Start of Records supplied
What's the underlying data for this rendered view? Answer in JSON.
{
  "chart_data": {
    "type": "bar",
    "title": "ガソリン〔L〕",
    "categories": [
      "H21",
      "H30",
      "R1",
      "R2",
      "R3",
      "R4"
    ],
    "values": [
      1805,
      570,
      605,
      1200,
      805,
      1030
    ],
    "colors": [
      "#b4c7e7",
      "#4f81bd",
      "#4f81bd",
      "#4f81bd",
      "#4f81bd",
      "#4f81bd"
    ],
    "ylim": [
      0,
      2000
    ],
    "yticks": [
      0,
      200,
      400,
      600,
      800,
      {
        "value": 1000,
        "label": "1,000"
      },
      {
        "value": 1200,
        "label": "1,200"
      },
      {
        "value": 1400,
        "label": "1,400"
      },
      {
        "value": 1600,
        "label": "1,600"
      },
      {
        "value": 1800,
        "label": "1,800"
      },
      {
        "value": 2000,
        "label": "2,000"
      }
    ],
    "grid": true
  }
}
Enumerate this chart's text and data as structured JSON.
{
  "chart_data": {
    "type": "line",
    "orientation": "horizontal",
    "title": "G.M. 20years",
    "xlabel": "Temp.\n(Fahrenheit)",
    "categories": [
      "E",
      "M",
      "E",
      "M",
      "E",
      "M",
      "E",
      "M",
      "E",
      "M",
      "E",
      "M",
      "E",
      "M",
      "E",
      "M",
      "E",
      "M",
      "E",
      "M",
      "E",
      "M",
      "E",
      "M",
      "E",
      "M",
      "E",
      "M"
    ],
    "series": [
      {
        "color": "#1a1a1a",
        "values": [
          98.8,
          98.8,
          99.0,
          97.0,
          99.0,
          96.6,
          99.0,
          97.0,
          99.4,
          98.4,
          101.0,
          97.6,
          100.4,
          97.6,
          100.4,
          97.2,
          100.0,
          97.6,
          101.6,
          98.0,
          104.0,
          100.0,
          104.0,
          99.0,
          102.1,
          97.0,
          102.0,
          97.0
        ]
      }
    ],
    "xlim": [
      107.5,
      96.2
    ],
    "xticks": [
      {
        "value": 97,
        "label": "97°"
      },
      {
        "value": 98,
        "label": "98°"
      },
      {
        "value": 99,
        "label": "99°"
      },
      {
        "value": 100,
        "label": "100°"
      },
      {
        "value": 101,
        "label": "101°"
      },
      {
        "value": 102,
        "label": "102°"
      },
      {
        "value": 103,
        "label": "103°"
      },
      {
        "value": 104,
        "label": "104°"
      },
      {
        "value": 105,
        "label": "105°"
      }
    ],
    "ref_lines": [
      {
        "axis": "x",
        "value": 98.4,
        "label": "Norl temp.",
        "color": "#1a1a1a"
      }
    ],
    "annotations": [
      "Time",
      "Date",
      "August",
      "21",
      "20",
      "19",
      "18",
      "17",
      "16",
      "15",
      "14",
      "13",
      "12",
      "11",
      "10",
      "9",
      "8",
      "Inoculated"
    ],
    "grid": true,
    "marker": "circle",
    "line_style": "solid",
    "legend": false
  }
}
End of Records supplied
- **Stated exercise**:
Repeat each record exactly. Omit nothing.

- **Written response**:
What's the underlying data for this rendered view? Answer in JSON.
{
  "chart_data": {
    "type": "bar",
    "title": "ガソリン〔L〕",
    "categories": [
      "H21",
      "H30",
      "R1",
      "R2",
      "R3",
      "R4"
    ],
    "values": [
      1805,
      570,
      605,
      1200,
      805,
      1030
    ],
    "colors": [
      "#b4c7e7",
      "#4f81bd",
      "#4f81bd",
      "#4f81bd",
      "#4f81bd",
      "#4f81bd"
    ],
    "ylim": [
      0,
      2000
    ],
    "yticks": [
      0,
      200,
      400,
      600,
      800,
      {
        "value": 1000,
        "label": "1,000"
      },
      {
        "value": 1200,
        "label": "1,200"
      },
      {
        "value": 1400,
        "label": "1,400"
      },
      {
        "value": 1600,
        "label": "1,600"
      },
      {
        "value": 1800,
        "label": "1,800"
      },
      {
        "value": 2000,
        "label": "2,000"
      }
    ],
    "grid": true
  }
}
Enumerate this chart's text and data as structured JSON.
{
  "chart_data": {
    "type": "line",
    "orientation": "horizontal",
    "title": "G.M. 20years",
    "xlabel": "Temp.\n(Fahrenheit)",
    "categories": [
      "E",
      "M",
      "E",
      "M",
      "E",
      "M",
      "E",
      "M",
      "E",
      "M",
      "E",
      "M",
      "E",
      "M",
      "E",
      "M",
      "E",
      "M",
      "E",
      "M",
      "E",
      "M",
      "E",
      "M",
      "E",
      "M",
      "E",
      "M"
    ],
    "series": [
      {
        "color": "#1a1a1a",
        "values": [
          98.8,
          98.8,
          99.0,
          97.0,
          99.0,
          96.6,
          99.0,
          97.0,
          99.4,
          98.4,
          101.0,
          97.6,
          100.4,
          97.6,
          100.4,
          97.2,
          100.0,
          97.6,
          101.6,
          98.0,
          104.0,
          100.0,
          104.0,
          99.0,
          102.1,
          97.0,
          102.0,
          97.0
        ]
      }
    ],
    "xlim": [
      107.5,
      96.2
    ],
    "xticks": [
      {
        "value": 97,
        "label": "97°"
      },
      {
        "value": 98,
        "label": "98°"
      },
      {
        "value": 99,
        "label": "99°"
      },
      {
        "value": 100,
        "label": "100°"
      },
      {
        "value": 101,
        "label": "101°"
      },
      {
        "value": 102,
        "label": "102°"
      },
      {
        "value": 103,
        "label": "103°"
      },
      {
        "value": 104,
        "label": "104°"
      },
      {
        "value": 105,
        "label": "105°"
      }
    ],
    "ref_lines": [
      {
        "axis": "x",
        "value": 98.4,
        "label": "Norl temp.",
        "color": "#1a1a1a"
      }
    ],
    "annotations": [
      "Time",
      "Date",
      "August",
      "21",
      "20",
      "19",
      "18",
      "17",
      "16",
      "15",
      "14",
      "13",
      "12",
      "11",
      "10",
      "9",
      "8",
      "Inoculated"
    ],
    "grid": true,
    "marker": "circle",
    "line_style": "solid",
    "legend": false
  }
}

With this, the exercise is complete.